Could you give the data below again, exactly and completely?

━━ ITEMS ━━

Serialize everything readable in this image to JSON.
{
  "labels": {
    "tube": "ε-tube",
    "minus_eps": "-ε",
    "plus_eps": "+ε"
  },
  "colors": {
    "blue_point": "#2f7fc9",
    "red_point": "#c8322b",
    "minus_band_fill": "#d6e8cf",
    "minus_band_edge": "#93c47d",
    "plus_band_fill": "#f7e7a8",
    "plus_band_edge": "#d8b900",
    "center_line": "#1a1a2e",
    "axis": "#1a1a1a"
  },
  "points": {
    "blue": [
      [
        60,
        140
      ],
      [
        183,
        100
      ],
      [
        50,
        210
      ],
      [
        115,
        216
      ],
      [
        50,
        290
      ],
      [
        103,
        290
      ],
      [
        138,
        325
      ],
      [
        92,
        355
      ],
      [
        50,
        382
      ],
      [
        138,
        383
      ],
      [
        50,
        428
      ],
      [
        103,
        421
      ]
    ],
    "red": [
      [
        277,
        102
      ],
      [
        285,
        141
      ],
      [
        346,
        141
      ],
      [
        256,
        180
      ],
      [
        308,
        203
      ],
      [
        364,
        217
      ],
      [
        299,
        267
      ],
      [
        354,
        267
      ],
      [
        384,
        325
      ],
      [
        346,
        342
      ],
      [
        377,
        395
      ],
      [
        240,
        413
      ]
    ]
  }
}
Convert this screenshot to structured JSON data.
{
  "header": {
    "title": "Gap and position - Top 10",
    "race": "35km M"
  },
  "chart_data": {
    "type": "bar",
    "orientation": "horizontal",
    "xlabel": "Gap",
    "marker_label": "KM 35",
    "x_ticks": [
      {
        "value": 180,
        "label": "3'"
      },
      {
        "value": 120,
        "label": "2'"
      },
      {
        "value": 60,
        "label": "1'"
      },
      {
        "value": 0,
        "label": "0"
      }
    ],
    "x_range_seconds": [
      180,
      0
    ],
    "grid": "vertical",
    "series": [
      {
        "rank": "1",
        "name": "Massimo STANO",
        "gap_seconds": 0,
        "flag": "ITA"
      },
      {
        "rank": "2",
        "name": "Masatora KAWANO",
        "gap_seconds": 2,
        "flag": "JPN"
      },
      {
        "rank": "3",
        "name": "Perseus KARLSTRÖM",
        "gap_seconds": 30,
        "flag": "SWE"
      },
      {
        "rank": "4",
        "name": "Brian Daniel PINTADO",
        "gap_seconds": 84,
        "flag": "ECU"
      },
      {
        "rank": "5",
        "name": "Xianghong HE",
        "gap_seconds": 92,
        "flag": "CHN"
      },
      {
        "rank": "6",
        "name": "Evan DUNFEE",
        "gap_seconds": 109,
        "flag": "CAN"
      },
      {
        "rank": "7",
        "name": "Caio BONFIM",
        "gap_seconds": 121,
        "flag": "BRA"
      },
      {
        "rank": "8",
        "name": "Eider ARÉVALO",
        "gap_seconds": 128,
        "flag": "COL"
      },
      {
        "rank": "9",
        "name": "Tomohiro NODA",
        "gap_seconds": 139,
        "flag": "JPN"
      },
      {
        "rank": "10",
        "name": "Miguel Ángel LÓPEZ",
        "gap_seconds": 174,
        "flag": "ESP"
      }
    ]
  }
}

━━━

FINAL RESULT —
Serialize everything readable in this image to JSON.
{
  "labels": {
    "tube": "ε-tube",
    "minus_eps": "-ε",
    "plus_eps": "+ε"
  },
  "colors": {
    "blue_point": "#2f7fc9",
    "red_point": "#c8322b",
    "minus_band_fill": "#d6e8cf",
    "minus_band_edge": "#93c47d",
    "plus_band_fill": "#f7e7a8",
    "plus_band_edge": "#d8b900",
    "center_line": "#1a1a2e",
    "axis": "#1a1a1a"
  },
  "points": {
    "blue": [
      [
        60,
        140
      ],
      [
        183,
        100
      ],
      [
        50,
        210
      ],
      [
        115,
        216
      ],
      [
        50,
        290
      ],
      [
        103,
        290
      ],
      [
        138,
        325
      ],
      [
        92,
        355
      ],
      [
        50,
        382
      ],
      [
        138,
        383
      ],
      [
        50,
        428
      ],
      [
        103,
        421
      ]
    ],
    "red": [
      [
        277,
        102
      ],
      [
        285,
        141
      ],
      [
        346,
        141
      ],
      [
        256,
        180
      ],
      [
        308,
        203
      ],
      [
        364,
        217
      ],
      [
        299,
        267
      ],
      [
        354,
        267
      ],
      [
        384,
        325
      ],
      [
        346,
        342
      ],
      [
        377,
        395
      ],
      [
        240,
        413
      ]
    ]
  }
}
Convert this screenshot to structured JSON data.
{
  "header": {
    "title": "Gap and position - Top 10",
    "race": "35km M"
  },
  "chart_data": {
    "type": "bar",
    "orientation": "horizontal",
    "xlabel": "Gap",
    "marker_label": "KM 35",
    "x_ticks": [
      {
        "value": 180,
        "label": "3'"
      },
      {
        "value": 120,
        "label": "2'"
      },
      {
        "value": 60,
        "label": "1'"
      },
      {
        "value": 0,
        "label": "0"
      }
    ],
    "x_range_seconds": [
      180,
      0
    ],
    "grid": "vertical",
    "series": [
      {
        "rank": "1",
        "name": "Massimo STANO",
        "gap_seconds": 0,
        "flag": "ITA"
      },
      {
        "rank": "2",
        "name": "Masatora KAWANO",
        "gap_seconds": 2,
        "flag": "JPN"
      },
      {
        "rank": "3",
        "name": "Perseus KARLSTRÖM",
        "gap_seconds": 30,
        "flag": "SWE"
      },
      {
        "rank": "4",
        "name": "Brian Daniel PINTADO",
        "gap_seconds": 84,
        "flag": "ECU"
      },
      {
        "rank": "5",
        "name": "Xianghong HE",
        "gap_seconds": 92,
        "flag": "CHN"
      },
      {
        "rank": "6",
        "name": "Evan DUNFEE",
        "gap_seconds": 109,
        "flag": "CAN"
      },
      {
        "rank": "7",
        "name": "Caio BONFIM",
        "gap_seconds": 121,
        "flag": "BRA"
      },
      {
        "rank": "8",
        "name": "Eider ARÉVALO",
        "gap_seconds": 128,
        "flag": "COL"
      },
      {
        "rank": "9",
        "name": "Tomohiro NODA",
        "gap_seconds": 139,
        "flag": "JPN"
      },
      {
        "rank": "10",
        "name": "Miguel Ángel LÓPEZ",
        "gap_seconds": 174,
        "flag": "ESP"
      }
    ]
  }
}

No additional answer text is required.